Data excerpts:
───
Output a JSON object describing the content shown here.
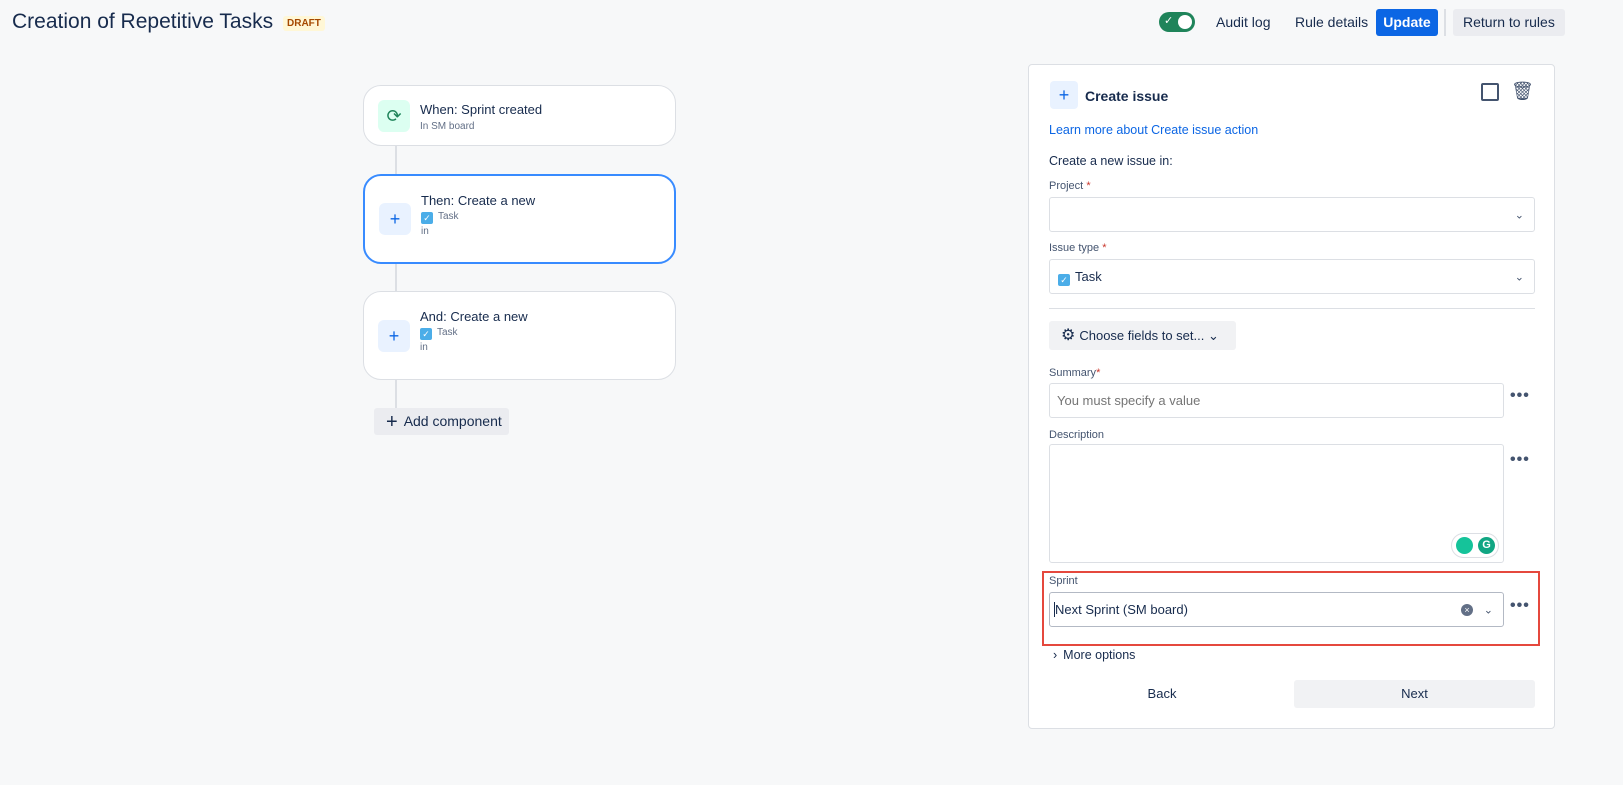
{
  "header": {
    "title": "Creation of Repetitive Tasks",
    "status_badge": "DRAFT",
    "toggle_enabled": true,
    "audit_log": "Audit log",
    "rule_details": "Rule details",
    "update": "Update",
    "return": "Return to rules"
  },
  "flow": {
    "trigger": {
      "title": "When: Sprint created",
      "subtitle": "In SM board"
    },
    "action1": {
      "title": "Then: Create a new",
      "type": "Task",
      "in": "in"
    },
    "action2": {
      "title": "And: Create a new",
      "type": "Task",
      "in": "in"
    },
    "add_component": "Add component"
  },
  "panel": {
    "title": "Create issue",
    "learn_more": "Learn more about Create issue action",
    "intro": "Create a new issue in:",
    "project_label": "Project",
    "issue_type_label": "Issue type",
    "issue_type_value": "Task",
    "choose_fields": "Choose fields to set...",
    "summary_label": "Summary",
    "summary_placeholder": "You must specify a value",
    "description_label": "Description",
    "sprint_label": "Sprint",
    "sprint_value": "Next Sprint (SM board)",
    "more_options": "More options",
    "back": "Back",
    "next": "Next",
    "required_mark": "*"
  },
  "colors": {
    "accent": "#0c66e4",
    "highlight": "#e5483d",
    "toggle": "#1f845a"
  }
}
───
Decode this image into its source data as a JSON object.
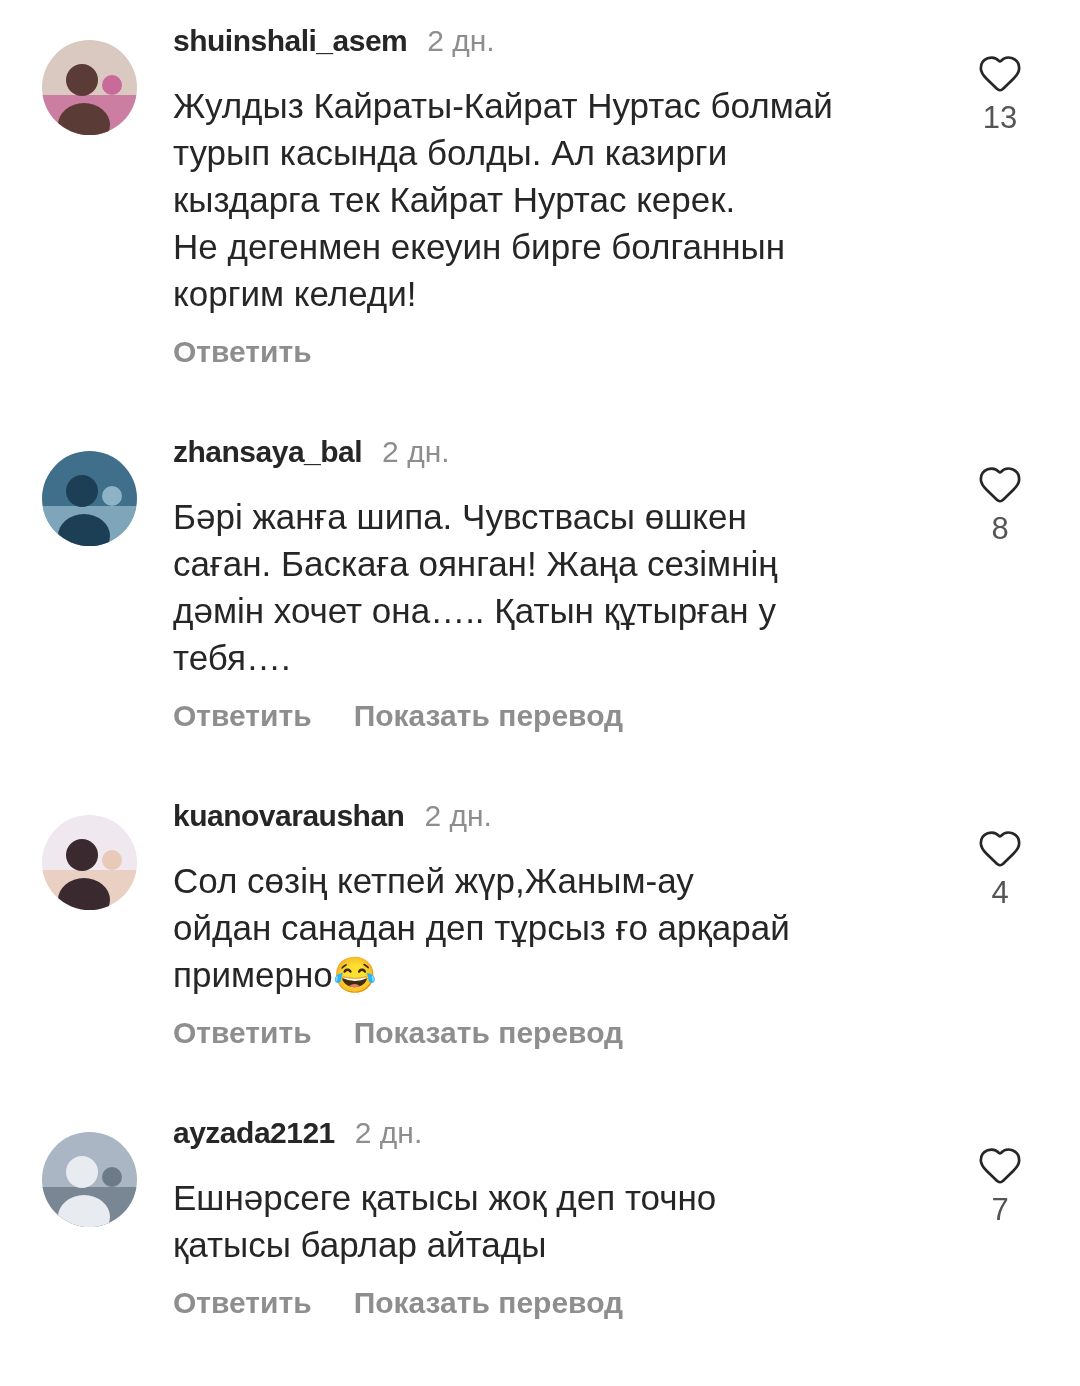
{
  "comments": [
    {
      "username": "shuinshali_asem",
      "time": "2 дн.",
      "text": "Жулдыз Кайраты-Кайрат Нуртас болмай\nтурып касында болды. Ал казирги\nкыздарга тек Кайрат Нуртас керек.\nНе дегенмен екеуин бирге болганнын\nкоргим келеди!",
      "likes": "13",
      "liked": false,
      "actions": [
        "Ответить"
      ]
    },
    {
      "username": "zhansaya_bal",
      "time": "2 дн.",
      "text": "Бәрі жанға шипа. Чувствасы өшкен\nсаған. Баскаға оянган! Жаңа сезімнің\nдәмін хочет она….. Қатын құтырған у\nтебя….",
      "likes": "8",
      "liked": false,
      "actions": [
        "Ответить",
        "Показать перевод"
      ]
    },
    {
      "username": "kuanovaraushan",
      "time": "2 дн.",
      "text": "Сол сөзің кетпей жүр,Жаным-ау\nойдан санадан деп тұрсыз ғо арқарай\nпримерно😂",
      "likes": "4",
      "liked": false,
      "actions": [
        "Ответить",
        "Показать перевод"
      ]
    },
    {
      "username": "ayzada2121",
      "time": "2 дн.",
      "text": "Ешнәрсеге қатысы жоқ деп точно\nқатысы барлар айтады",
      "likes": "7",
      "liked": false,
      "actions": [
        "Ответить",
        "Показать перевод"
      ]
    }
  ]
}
───
• **WHAT THE TASK ASKS**: Copy each line of the listing that contains the string "JSON".

• **EXERCISE RESPONSE**:
Output a JSON object describing the content shown here.
Decode this image into its source data as a JSON object.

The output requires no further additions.